### GIVEN RECORDS
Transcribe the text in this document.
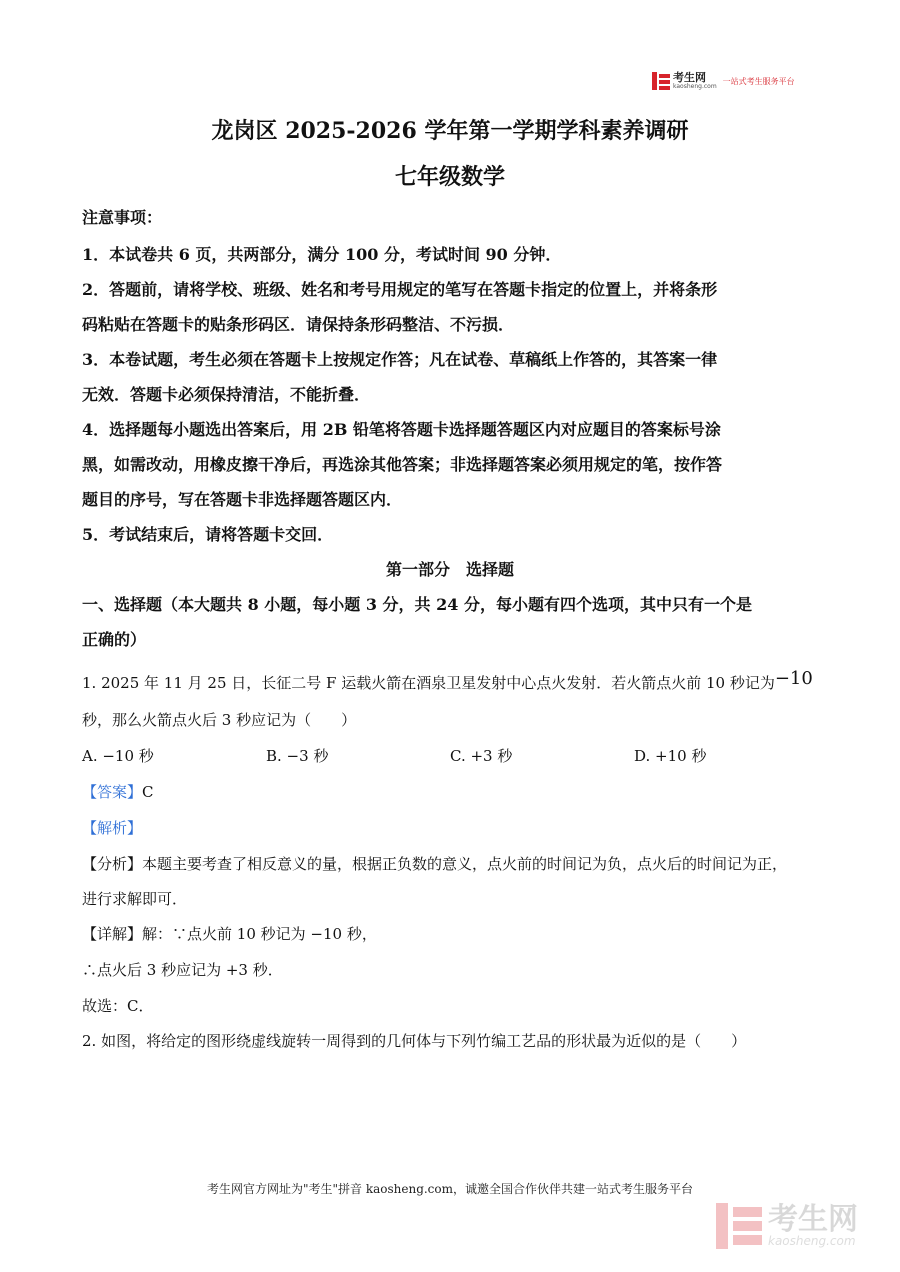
考生网
kaosheng.com
一站式考生服务平台
龙岗区 2025-2026 学年第一学期学科素养调研
七年级数学
注意事项：
1．本试卷共 6 页，共两部分，满分 100 分，考试时间 90 分钟．
2．答题前，请将学校、班级、姓名和考号用规定的笔写在答题卡指定的位置上，并将条形
码粘贴在答题卡的贴条形码区．请保持条形码整洁、不污损．
3．本卷试题，考生必须在答题卡上按规定作答；凡在试卷、草稿纸上作答的，其答案一律
无效．答题卡必须保持清洁，不能折叠．
4．选择题每小题选出答案后，用 2B 铅笔将答题卡选择题答题区内对应题目的答案标号涂
黑，如需改动，用橡皮擦干净后，再选涂其他答案；非选择题答案必须用规定的笔，按作答
题目的序号，写在答题卡非选择题答题区内．
5．考试结束后，请将答题卡交回．
第一部分　选择题
一、选择题（本大题共 8 小题，每小题 3 分，共 24 分，每小题有四个选项，其中只有一个是
正确的）
1. 2025 年 11 月 25 日，长征二号 F 运载火箭在酒泉卫星发射中心点火发射．若火箭点火前 10 秒记为−10
秒，那么火箭点火后 3 秒应记为（　　）
A. −10 秒	B. −3 秒	C. +3 秒	D. +10 秒
【答案】C
【解析】
【分析】本题主要考查了相反意义的量，根据正负数的意义，点火前的时间记为负，点火后的时间记为正，
进行求解即可．
【详解】解：∵点火前 10 秒记为 −10 秒，
∴点火后 3 秒应记为 +3 秒．
故选：C．
2. 如图，将给定的图形绕虚线旋转一周得到的几何体与下列竹编工艺品的形状最为近似的是（　　）
考生网官方网址为"考生"拼音 kaosheng.com，诚邀全国合作伙伴共建一站式考生服务平台
考生网
kaosheng.com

### TASK DIRECTIONS
Reproduce the whole listing exactly, but not the images in it.

### REPLY TO THE EXERCISE
Transcribe the text in this document.
考生网
kaosheng.com
一站式考生服务平台
龙岗区 2025-2026 学年第一学期学科素养调研
七年级数学
注意事项：
1．本试卷共 6 页，共两部分，满分 100 分，考试时间 90 分钟．
2．答题前，请将学校、班级、姓名和考号用规定的笔写在答题卡指定的位置上，并将条形
码粘贴在答题卡的贴条形码区．请保持条形码整洁、不污损．
3．本卷试题，考生必须在答题卡上按规定作答；凡在试卷、草稿纸上作答的，其答案一律
无效．答题卡必须保持清洁，不能折叠．
4．选择题每小题选出答案后，用 2B 铅笔将答题卡选择题答题区内对应题目的答案标号涂
黑，如需改动，用橡皮擦干净后，再选涂其他答案；非选择题答案必须用规定的笔，按作答
题目的序号，写在答题卡非选择题答题区内．
5．考试结束后，请将答题卡交回．
第一部分　选择题
一、选择题（本大题共 8 小题，每小题 3 分，共 24 分，每小题有四个选项，其中只有一个是
正确的）
1. 2025 年 11 月 25 日，长征二号 F 运载火箭在酒泉卫星发射中心点火发射．若火箭点火前 10 秒记为−10
秒，那么火箭点火后 3 秒应记为（　　）
A. −10 秒	B. −3 秒	C. +3 秒	D. +10 秒
【答案】C
【解析】
【分析】本题主要考查了相反意义的量，根据正负数的意义，点火前的时间记为负，点火后的时间记为正，
进行求解即可．
【详解】解：∵点火前 10 秒记为 −10 秒，
∴点火后 3 秒应记为 +3 秒．
故选：C．
2. 如图，将给定的图形绕虚线旋转一周得到的几何体与下列竹编工艺品的形状最为近似的是（　　）
考生网官方网址为"考生"拼音 kaosheng.com，诚邀全国合作伙伴共建一站式考生服务平台
考生网
kaosheng.com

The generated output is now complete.